Work to complete:
Count the lines below that contain the word "this", and reply with only that number.

Dataset entries:

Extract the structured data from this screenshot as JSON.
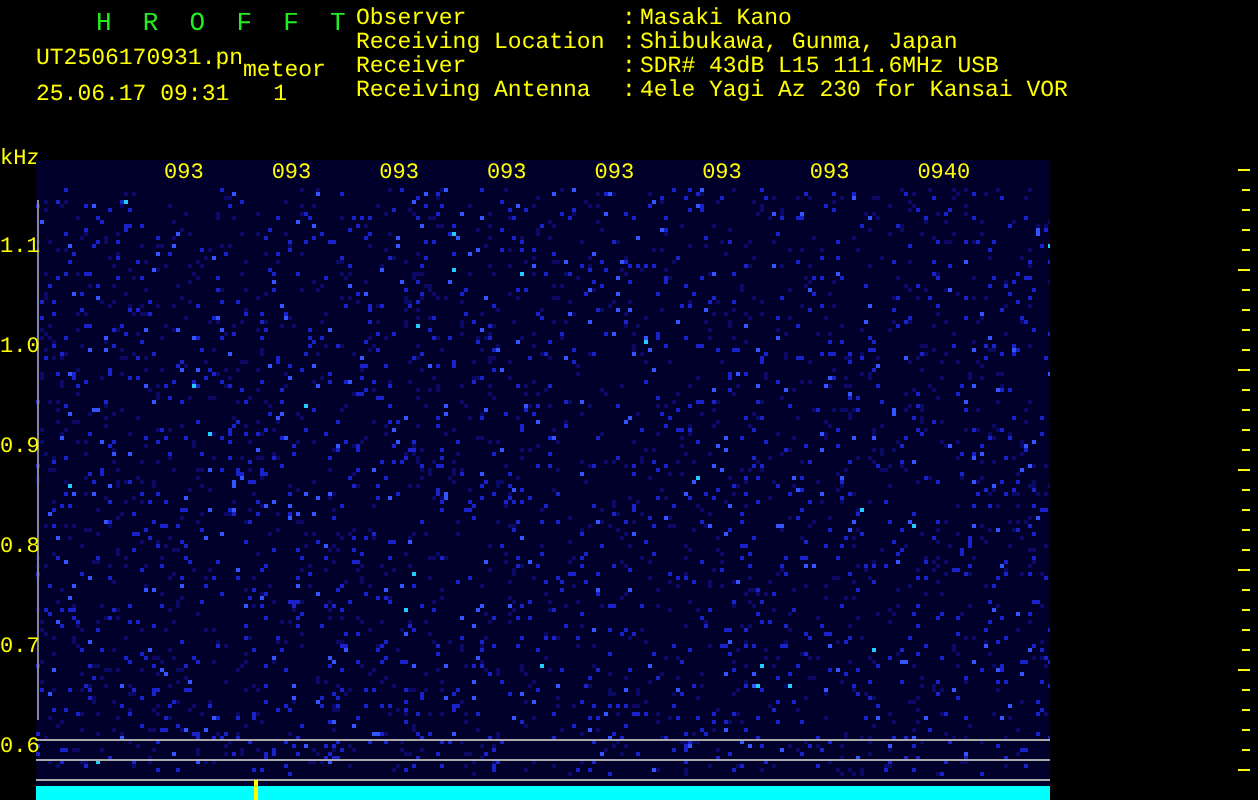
{
  "header": {
    "title": "H R O F F T",
    "file_name": "UT2506170931.pn",
    "event_type": "meteor",
    "timestamp": "25.06.17 09:31",
    "count": "1"
  },
  "station_info": [
    {
      "label": "Observer",
      "separator": ":",
      "value": "Masaki Kano"
    },
    {
      "label": "Receiving Location",
      "separator": ":",
      "value": "Shibukawa, Gunma, Japan"
    },
    {
      "label": "Receiver",
      "separator": ":",
      "value": "SDR# 43dB L15 111.6MHz USB"
    },
    {
      "label": "Receiving Antenna",
      "separator": ":",
      "value": "4ele Yagi Az 230 for Kansai VOR"
    }
  ],
  "spectrogram": {
    "frequency_unit": "kHz",
    "frequency_labels": [
      "1.1",
      "1.0",
      "0.9",
      "0.8",
      "0.7",
      "0.6"
    ],
    "time_labels": [
      "093",
      "093",
      "093",
      "093",
      "093",
      "093",
      "093",
      "0940"
    ]
  }
}
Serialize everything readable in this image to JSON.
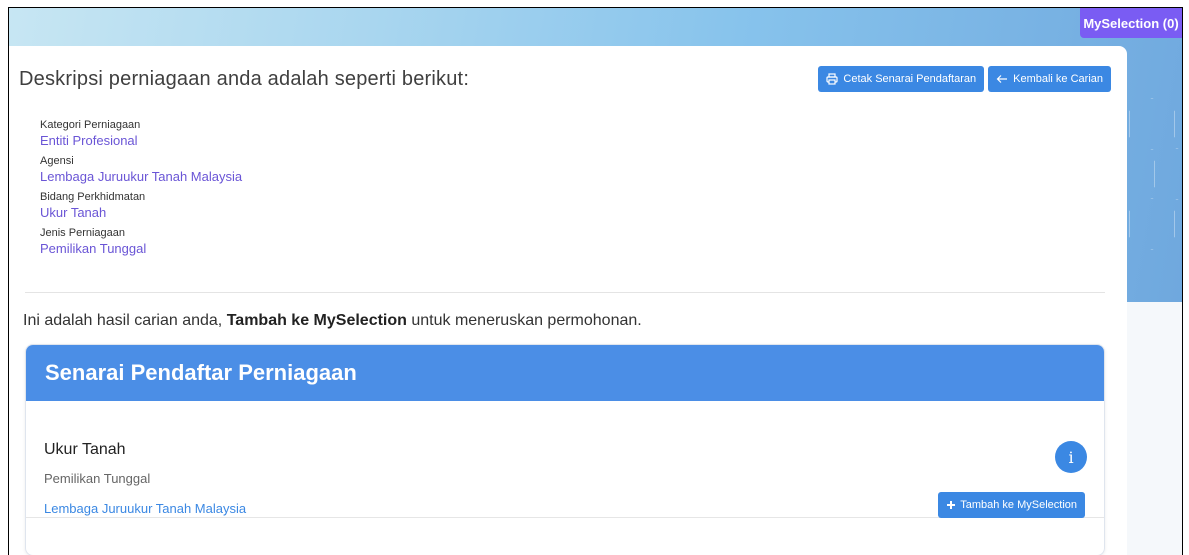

Result:
2